<<<<

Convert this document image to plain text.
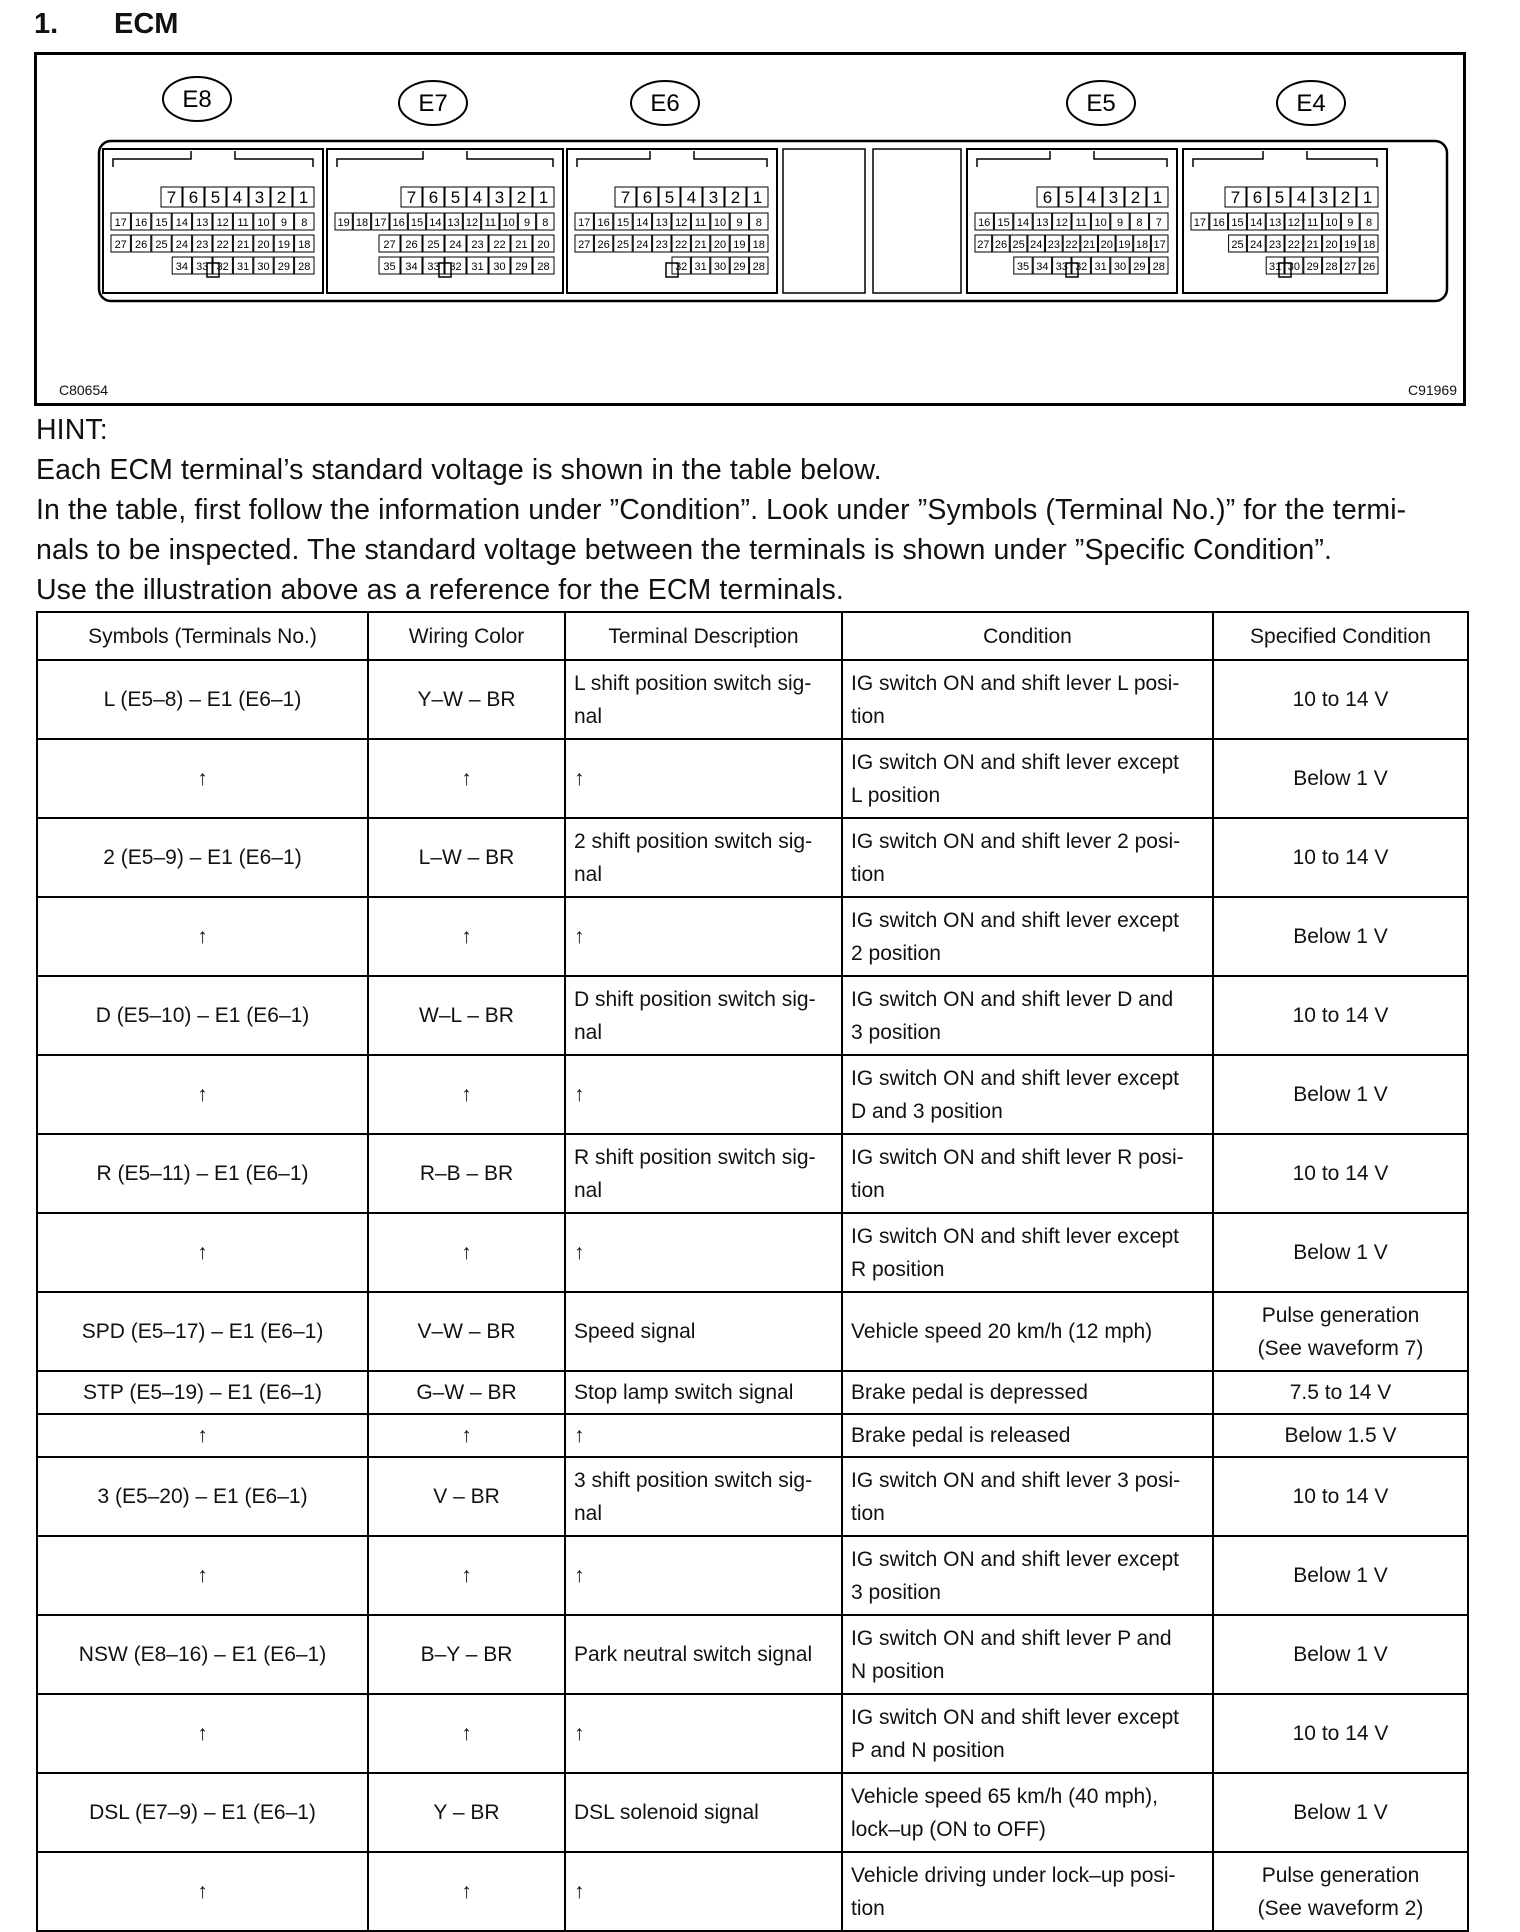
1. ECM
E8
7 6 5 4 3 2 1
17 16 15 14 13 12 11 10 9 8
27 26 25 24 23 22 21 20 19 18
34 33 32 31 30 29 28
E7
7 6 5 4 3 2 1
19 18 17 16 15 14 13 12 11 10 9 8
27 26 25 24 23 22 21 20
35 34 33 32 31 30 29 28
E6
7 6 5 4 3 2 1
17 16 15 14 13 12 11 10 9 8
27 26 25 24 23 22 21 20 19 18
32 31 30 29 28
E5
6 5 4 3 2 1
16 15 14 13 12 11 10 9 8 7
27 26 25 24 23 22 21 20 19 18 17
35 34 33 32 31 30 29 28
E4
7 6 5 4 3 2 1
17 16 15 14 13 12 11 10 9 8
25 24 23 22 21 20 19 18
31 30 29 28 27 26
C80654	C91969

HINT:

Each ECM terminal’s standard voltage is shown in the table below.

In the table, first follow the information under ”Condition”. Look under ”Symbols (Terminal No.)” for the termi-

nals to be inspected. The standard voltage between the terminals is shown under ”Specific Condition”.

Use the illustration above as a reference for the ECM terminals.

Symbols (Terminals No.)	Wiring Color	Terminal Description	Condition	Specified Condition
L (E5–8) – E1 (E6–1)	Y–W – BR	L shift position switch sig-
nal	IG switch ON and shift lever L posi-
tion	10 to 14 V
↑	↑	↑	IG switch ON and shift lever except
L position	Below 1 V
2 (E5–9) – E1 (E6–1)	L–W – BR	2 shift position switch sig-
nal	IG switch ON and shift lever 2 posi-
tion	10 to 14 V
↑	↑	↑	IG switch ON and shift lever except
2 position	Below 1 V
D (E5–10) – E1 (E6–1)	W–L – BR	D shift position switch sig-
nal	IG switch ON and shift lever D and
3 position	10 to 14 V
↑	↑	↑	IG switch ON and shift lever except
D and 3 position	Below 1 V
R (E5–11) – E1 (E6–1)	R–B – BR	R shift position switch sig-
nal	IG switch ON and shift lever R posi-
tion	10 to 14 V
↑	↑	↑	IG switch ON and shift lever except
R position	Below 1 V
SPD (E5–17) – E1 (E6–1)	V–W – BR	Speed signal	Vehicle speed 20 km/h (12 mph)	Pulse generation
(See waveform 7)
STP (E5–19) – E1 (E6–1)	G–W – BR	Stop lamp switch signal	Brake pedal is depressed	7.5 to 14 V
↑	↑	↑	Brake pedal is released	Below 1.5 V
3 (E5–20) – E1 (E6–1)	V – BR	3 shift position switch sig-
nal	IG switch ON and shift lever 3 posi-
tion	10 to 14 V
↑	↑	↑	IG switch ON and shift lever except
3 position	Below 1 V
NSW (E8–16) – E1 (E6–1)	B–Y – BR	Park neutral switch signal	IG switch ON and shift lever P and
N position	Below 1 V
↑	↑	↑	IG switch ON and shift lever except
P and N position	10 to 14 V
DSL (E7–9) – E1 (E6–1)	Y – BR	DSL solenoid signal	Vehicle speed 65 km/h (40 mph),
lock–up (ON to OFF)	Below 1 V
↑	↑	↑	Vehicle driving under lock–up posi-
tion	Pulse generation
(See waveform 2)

>>>>

Restate the entire listing word for word, excluding pictures.

Convert this document image to plain text.
1. ECM
E8
7 6 5 4 3 2 1
17 16 15 14 13 12 11 10 9 8
27 26 25 24 23 22 21 20 19 18
34 33 32 31 30 29 28
E7
7 6 5 4 3 2 1
19 18 17 16 15 14 13 12 11 10 9 8
27 26 25 24 23 22 21 20
35 34 33 32 31 30 29 28
E6
7 6 5 4 3 2 1
17 16 15 14 13 12 11 10 9 8
27 26 25 24 23 22 21 20 19 18
32 31 30 29 28
E5
6 5 4 3 2 1
16 15 14 13 12 11 10 9 8 7
27 26 25 24 23 22 21 20 19 18 17
35 34 33 32 31 30 29 28
E4
7 6 5 4 3 2 1
17 16 15 14 13 12 11 10 9 8
25 24 23 22 21 20 19 18
31 30 29 28 27 26
C80654	C91969

HINT:

Each ECM terminal’s standard voltage is shown in the table below.

In the table, first follow the information under ”Condition”. Look under ”Symbols (Terminal No.)” for the termi-

nals to be inspected. The standard voltage between the terminals is shown under ”Specific Condition”.

Use the illustration above as a reference for the ECM terminals.

Symbols (Terminals No.)	Wiring Color	Terminal Description	Condition	Specified Condition
L (E5–8) – E1 (E6–1)	Y–W – BR	L shift position switch sig-
nal	IG switch ON and shift lever L posi-
tion	10 to 14 V
↑	↑	↑	IG switch ON and shift lever except
L position	Below 1 V
2 (E5–9) – E1 (E6–1)	L–W – BR	2 shift position switch sig-
nal	IG switch ON and shift lever 2 posi-
tion	10 to 14 V
↑	↑	↑	IG switch ON and shift lever except
2 position	Below 1 V
D (E5–10) – E1 (E6–1)	W–L – BR	D shift position switch sig-
nal	IG switch ON and shift lever D and
3 position	10 to 14 V
↑	↑	↑	IG switch ON and shift lever except
D and 3 position	Below 1 V
R (E5–11) – E1 (E6–1)	R–B – BR	R shift position switch sig-
nal	IG switch ON and shift lever R posi-
tion	10 to 14 V
↑	↑	↑	IG switch ON and shift lever except
R position	Below 1 V
SPD (E5–17) – E1 (E6–1)	V–W – BR	Speed signal	Vehicle speed 20 km/h (12 mph)	Pulse generation
(See waveform 7)
STP (E5–19) – E1 (E6–1)	G–W – BR	Stop lamp switch signal	Brake pedal is depressed	7.5 to 14 V
↑	↑	↑	Brake pedal is released	Below 1.5 V
3 (E5–20) – E1 (E6–1)	V – BR	3 shift position switch sig-
nal	IG switch ON and shift lever 3 posi-
tion	10 to 14 V
↑	↑	↑	IG switch ON and shift lever except
3 position	Below 1 V
NSW (E8–16) – E1 (E6–1)	B–Y – BR	Park neutral switch signal	IG switch ON and shift lever P and
N position	Below 1 V
↑	↑	↑	IG switch ON and shift lever except
P and N position	10 to 14 V
DSL (E7–9) – E1 (E6–1)	Y – BR	DSL solenoid signal	Vehicle speed 65 km/h (40 mph),
lock–up (ON to OFF)	Below 1 V
↑	↑	↑	Vehicle driving under lock–up posi-
tion	Pulse generation
(See waveform 2)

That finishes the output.